- Aim of the exercise -
Transcribe each line of the material as it is, and drop any picture.

- The data -
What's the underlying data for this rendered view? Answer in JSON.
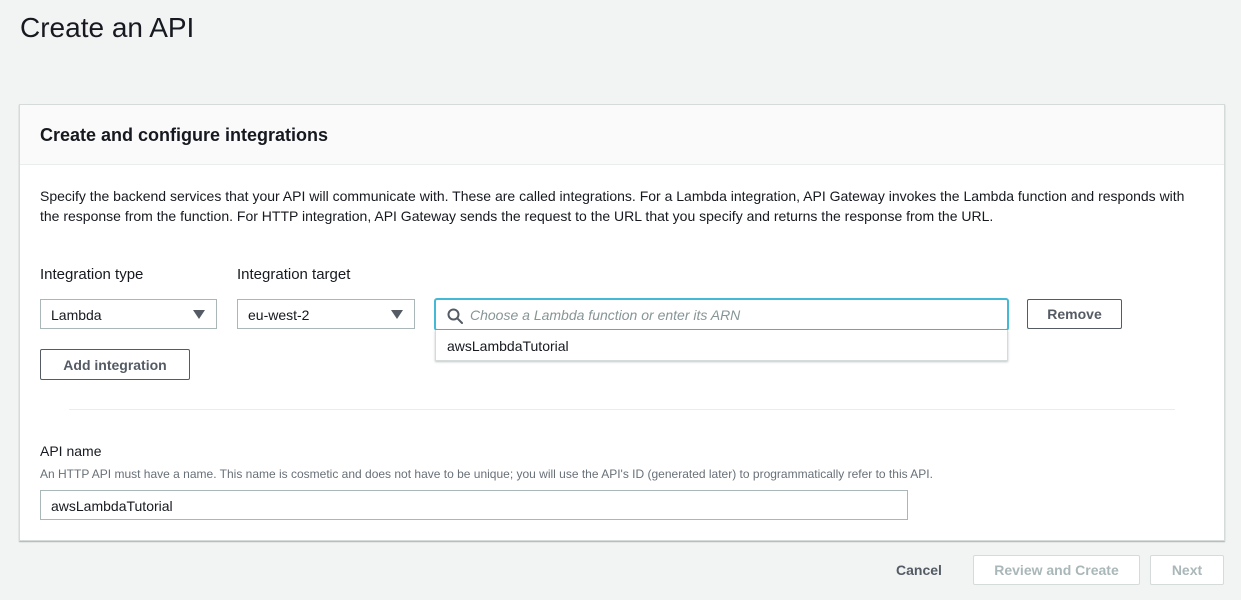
{
  "page": {
    "title": "Create an API"
  },
  "panel": {
    "heading": "Create and configure integrations",
    "description": "Specify the backend services that your API will communicate with. These are called integrations. For a Lambda integration, API Gateway invokes the Lambda function and responds with the response from the function. For HTTP integration, API Gateway sends the request to the URL that you specify and returns the response from the URL."
  },
  "integration": {
    "type_label": "Integration type",
    "type_value": "Lambda",
    "target_label": "Integration target",
    "target_value": "eu-west-2",
    "search_placeholder": "Choose a Lambda function or enter its ARN",
    "search_value": "",
    "suggestions": [
      "awsLambdaTutorial"
    ],
    "remove_label": "Remove",
    "add_label": "Add integration"
  },
  "api_name": {
    "label": "API name",
    "hint": "An HTTP API must have a name. This name is cosmetic and does not have to be unique; you will use the API's ID (generated later) to programmatically refer to this API.",
    "value": "awsLambdaTutorial"
  },
  "footer": {
    "cancel_label": "Cancel",
    "review_label": "Review and Create",
    "next_label": "Next"
  },
  "colors": {
    "focus": "#44b9d6",
    "text": "#16191f",
    "muted": "#687078",
    "background": "#f2f3f3"
  }
}
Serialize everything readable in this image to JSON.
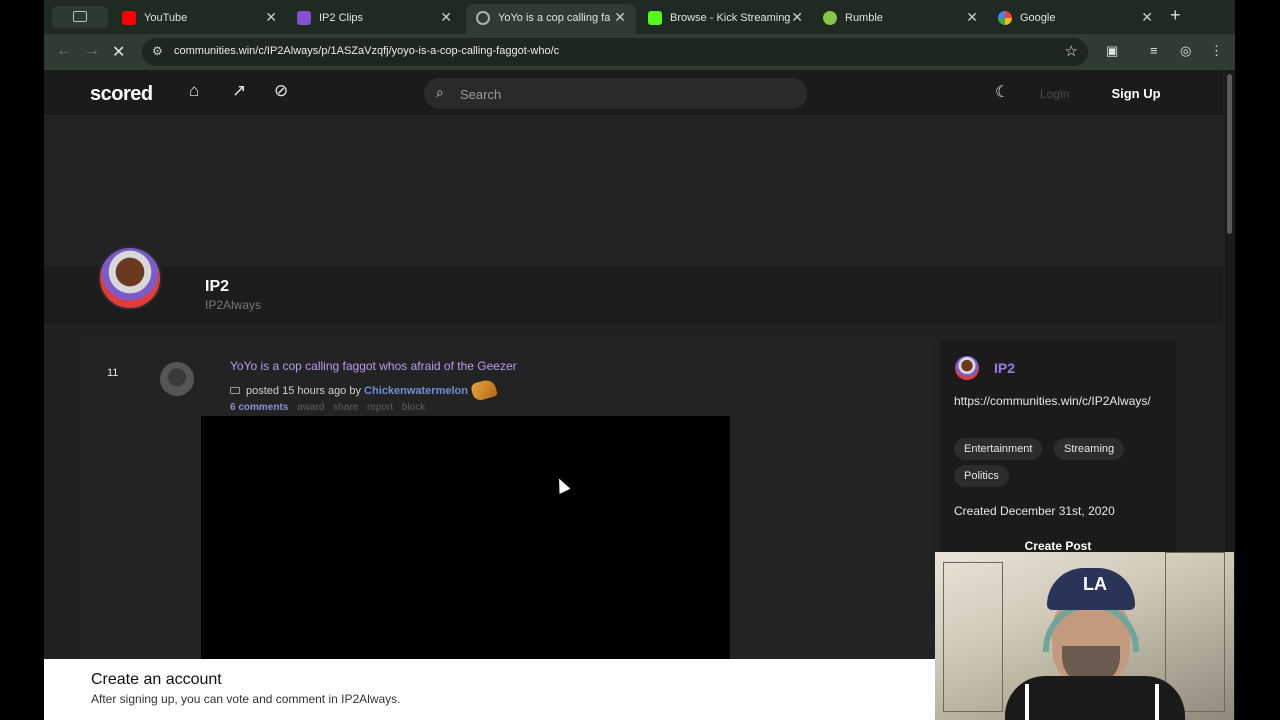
{
  "browser": {
    "tabs": [
      {
        "title": "YouTube",
        "icon": "youtube-icon",
        "color": "#ff0000"
      },
      {
        "title": "IP2 Clips",
        "icon": "ip2-icon",
        "color": "#8a4fd0"
      },
      {
        "title": "YoYo is a cop calling fagg",
        "icon": "loading-icon",
        "color": "#aab3ad"
      },
      {
        "title": "Browse - Kick Streaming",
        "icon": "kick-icon",
        "color": "#53fc18"
      },
      {
        "title": "Rumble",
        "icon": "rumble-icon",
        "color": "#85c742"
      },
      {
        "title": "Google",
        "icon": "google-icon",
        "color": "#4285f4"
      }
    ],
    "new_tab": "+",
    "url": "communities.win/c/IP2Always/p/1ASZaVzqfj/yoyo-is-a-cop-calling-faggot-who/c"
  },
  "site": {
    "logo": "scored",
    "search_placeholder": "Search",
    "login": "Login",
    "signup": "Sign Up"
  },
  "community": {
    "name": "IP2",
    "slug": "IP2Always"
  },
  "post": {
    "score": "11",
    "title": "YoYo is a cop calling faggot whos afraid of the Geezer",
    "posted": "posted 15 hours ago by",
    "author": "Chickenwatermelon",
    "actions": {
      "comments": "6 comments",
      "award": "award",
      "share": "share",
      "report": "report",
      "block": "block"
    }
  },
  "sidebar": {
    "name": "IP2",
    "url": "https://communities.win/c/IP2Always/",
    "tags": [
      "Entertainment",
      "Streaming",
      "Politics"
    ],
    "created": "Created December 31st, 2020",
    "create_post": "Create Post"
  },
  "signup_bar": {
    "heading": "Create an account",
    "text": "After signing up, you can vote and comment in IP2Always."
  },
  "webcam": {
    "cap_logo": "LA"
  }
}
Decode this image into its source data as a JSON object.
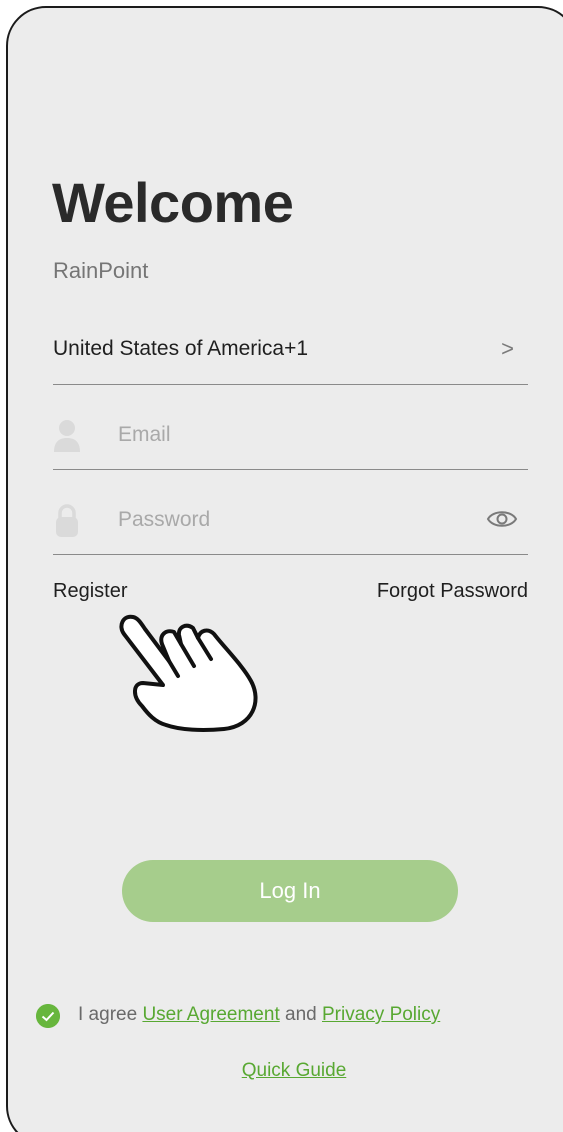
{
  "header": {
    "title": "Welcome",
    "brand": "RainPoint"
  },
  "country": {
    "label": "United States of America+1",
    "chevron": ">"
  },
  "email": {
    "placeholder": "Email",
    "value": "",
    "icon": "person-icon"
  },
  "password": {
    "placeholder": "Password",
    "value": "",
    "icon": "lock-icon",
    "toggle_icon": "eye-icon"
  },
  "links": {
    "register": "Register",
    "forgot": "Forgot Password"
  },
  "login": {
    "label": "Log In",
    "color": "#a6cd8c"
  },
  "agreement": {
    "prefix": "I agree",
    "user_agreement": "User Agreement",
    "and": "and",
    "privacy_policy": "Privacy Policy",
    "checked": true,
    "accent": "#67b63d"
  },
  "quick_guide": "Quick Guide",
  "overlay": {
    "icon": "pointing-hand-icon"
  }
}
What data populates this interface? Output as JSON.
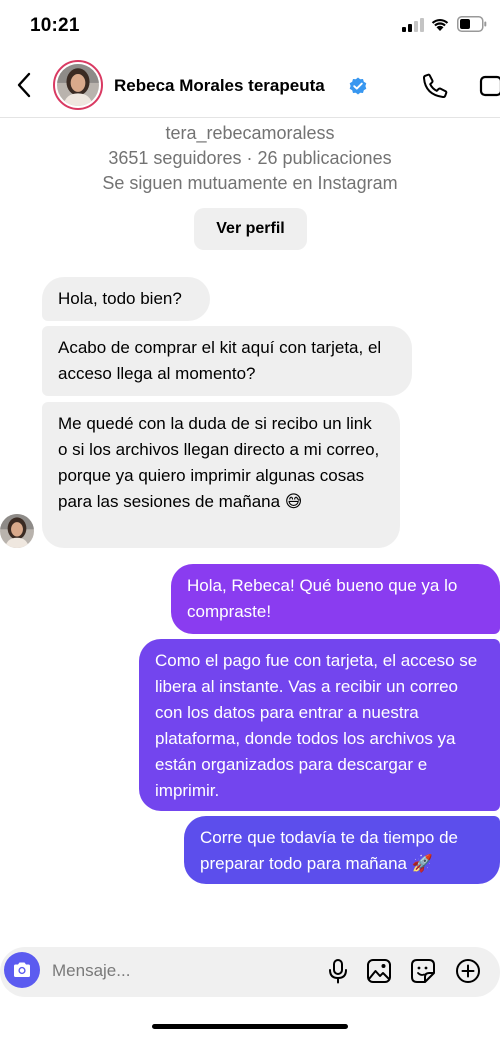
{
  "status_bar": {
    "time": "10:21",
    "icons": [
      "signal-icon",
      "wifi-icon",
      "battery-icon"
    ]
  },
  "header": {
    "name": "Rebeca Morales terapeuta",
    "verified": true,
    "icons": [
      "back-icon",
      "phone-icon",
      "video-icon",
      "verified-icon"
    ]
  },
  "profile": {
    "username": "tera_rebecamoraless",
    "stats": "3651 seguidores · 26 publicaciones",
    "mutual": "Se siguen mutuamente en Instagram",
    "view_profile_label": "Ver perfil"
  },
  "messages": [
    {
      "from": "them",
      "text": "Hola, todo bien?"
    },
    {
      "from": "them",
      "text": "Acabo de comprar el kit aquí con tarjeta, el acceso llega al momento?"
    },
    {
      "from": "them",
      "text": "Me quedé con la duda de si recibo un link o si los archivos llegan directo a mi correo, porque ya quiero imprimir algunas cosas para las sesiones de mañana 😅"
    },
    {
      "from": "me",
      "text": "Hola, Rebeca! Qué bueno que ya lo compraste!"
    },
    {
      "from": "me",
      "text": "Como el pago fue con tarjeta, el acceso se libera al instante. Vas a recibir un correo con los datos para entrar a nuestra plataforma, donde todos los archivos ya están organizados para descargar e imprimir."
    },
    {
      "from": "me",
      "text": "Corre que todavía te da tiempo de preparar todo para mañana 🚀"
    }
  ],
  "composer": {
    "placeholder": "Mensaje...",
    "icons": [
      "camera-icon",
      "microphone-icon",
      "gallery-icon",
      "sticker-icon",
      "plus-icon"
    ]
  },
  "colors": {
    "incoming_bubble": "#efefef",
    "outgoing_top": "#8a3cf0",
    "outgoing_bottom": "#5a4fec",
    "avatar_ring": "#d93a62",
    "verified": "#3897f0",
    "camera_button": "#5b5bf0"
  }
}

- Solution for this exercise -
What's the underlying data for this rendered view? Answer in JSON.
{
  "page": {
    "title": "Create an API"
  },
  "panel": {
    "heading": "Create and configure integrations",
    "description": "Specify the backend services that your API will communicate with. These are called integrations. For a Lambda integration, API Gateway invokes the Lambda function and responds with the response from the function. For HTTP integration, API Gateway sends the request to the URL that you specify and returns the response from the URL."
  },
  "integration": {
    "type_label": "Integration type",
    "type_value": "Lambda",
    "target_label": "Integration target",
    "target_value": "eu-west-2",
    "search_placeholder": "Choose a Lambda function or enter its ARN",
    "search_value": "",
    "suggestions": [
      "awsLambdaTutorial"
    ],
    "remove_label": "Remove",
    "add_label": "Add integration"
  },
  "api_name": {
    "label": "API name",
    "hint": "An HTTP API must have a name. This name is cosmetic and does not have to be unique; you will use the API's ID (generated later) to programmatically refer to this API.",
    "value": "awsLambdaTutorial"
  },
  "footer": {
    "cancel_label": "Cancel",
    "review_label": "Review and Create",
    "next_label": "Next"
  },
  "colors": {
    "focus": "#44b9d6",
    "text": "#16191f",
    "muted": "#687078",
    "background": "#f2f3f3"
  }
}
Serialize everything readable in this image to JSON.
{
  "browser": {
    "tabs": [
      {
        "title": "YouTube",
        "icon": "youtube-icon",
        "color": "#ff0000"
      },
      {
        "title": "IP2 Clips",
        "icon": "ip2-icon",
        "color": "#8a4fd0"
      },
      {
        "title": "YoYo is a cop calling fagg",
        "icon": "loading-icon",
        "color": "#aab3ad"
      },
      {
        "title": "Browse - Kick Streaming",
        "icon": "kick-icon",
        "color": "#53fc18"
      },
      {
        "title": "Rumble",
        "icon": "rumble-icon",
        "color": "#85c742"
      },
      {
        "title": "Google",
        "icon": "google-icon",
        "color": "#4285f4"
      }
    ],
    "new_tab": "+",
    "url": "communities.win/c/IP2Always/p/1ASZaVzqfj/yoyo-is-a-cop-calling-faggot-who/c"
  },
  "site": {
    "logo": "scored",
    "search_placeholder": "Search",
    "login": "Login",
    "signup": "Sign Up"
  },
  "community": {
    "name": "IP2",
    "slug": "IP2Always"
  },
  "post": {
    "score": "11",
    "title": "YoYo is a cop calling faggot whos afraid of the Geezer",
    "posted": "posted 15 hours ago by",
    "author": "Chickenwatermelon",
    "actions": {
      "comments": "6 comments",
      "award": "award",
      "share": "share",
      "report": "report",
      "block": "block"
    }
  },
  "sidebar": {
    "name": "IP2",
    "url": "https://communities.win/c/IP2Always/",
    "tags": [
      "Entertainment",
      "Streaming",
      "Politics"
    ],
    "created": "Created December 31st, 2020",
    "create_post": "Create Post"
  },
  "signup_bar": {
    "heading": "Create an account",
    "text": "After signing up, you can vote and comment in IP2Always."
  },
  "webcam": {
    "cap_logo": "LA"
  }
}
Decode this image into its source data as a JSON object.
{
  "header": {
    "title": "Welcome",
    "brand": "RainPoint"
  },
  "country": {
    "label": "United States of America+1",
    "chevron": ">"
  },
  "email": {
    "placeholder": "Email",
    "value": "",
    "icon": "person-icon"
  },
  "password": {
    "placeholder": "Password",
    "value": "",
    "icon": "lock-icon",
    "toggle_icon": "eye-icon"
  },
  "links": {
    "register": "Register",
    "forgot": "Forgot Password"
  },
  "login": {
    "label": "Log In",
    "color": "#a6cd8c"
  },
  "agreement": {
    "prefix": "I agree",
    "user_agreement": "User Agreement",
    "and": "and",
    "privacy_policy": "Privacy Policy",
    "checked": true,
    "accent": "#67b63d"
  },
  "quick_guide": "Quick Guide",
  "overlay": {
    "icon": "pointing-hand-icon"
  }
}
What data populates this interface? Output as JSON.
{
  "status_bar": {
    "time": "10:21",
    "icons": [
      "signal-icon",
      "wifi-icon",
      "battery-icon"
    ]
  },
  "header": {
    "name": "Rebeca Morales terapeuta",
    "verified": true,
    "icons": [
      "back-icon",
      "phone-icon",
      "video-icon",
      "verified-icon"
    ]
  },
  "profile": {
    "username": "tera_rebecamoraless",
    "stats": "3651 seguidores · 26 publicaciones",
    "mutual": "Se siguen mutuamente en Instagram",
    "view_profile_label": "Ver perfil"
  },
  "messages": [
    {
      "from": "them",
      "text": "Hola, todo bien?"
    },
    {
      "from": "them",
      "text": "Acabo de comprar el kit aquí con tarjeta, el acceso llega al momento?"
    },
    {
      "from": "them",
      "text": "Me quedé con la duda de si recibo un link o si los archivos llegan directo a mi correo, porque ya quiero imprimir algunas cosas para las sesiones de mañana 😅"
    },
    {
      "from": "me",
      "text": "Hola, Rebeca! Qué bueno que ya lo compraste!"
    },
    {
      "from": "me",
      "text": "Como el pago fue con tarjeta, el acceso se libera al instante. Vas a recibir un correo con los datos para entrar a nuestra plataforma, donde todos los archivos ya están organizados para descargar e imprimir."
    },
    {
      "from": "me",
      "text": "Corre que todavía te da tiempo de preparar todo para mañana 🚀"
    }
  ],
  "composer": {
    "placeholder": "Mensaje...",
    "icons": [
      "camera-icon",
      "microphone-icon",
      "gallery-icon",
      "sticker-icon",
      "plus-icon"
    ]
  },
  "colors": {
    "incoming_bubble": "#efefef",
    "outgoing_top": "#8a3cf0",
    "outgoing_bottom": "#5a4fec",
    "avatar_ring": "#d93a62",
    "verified": "#3897f0",
    "camera_button": "#5b5bf0"
  }
}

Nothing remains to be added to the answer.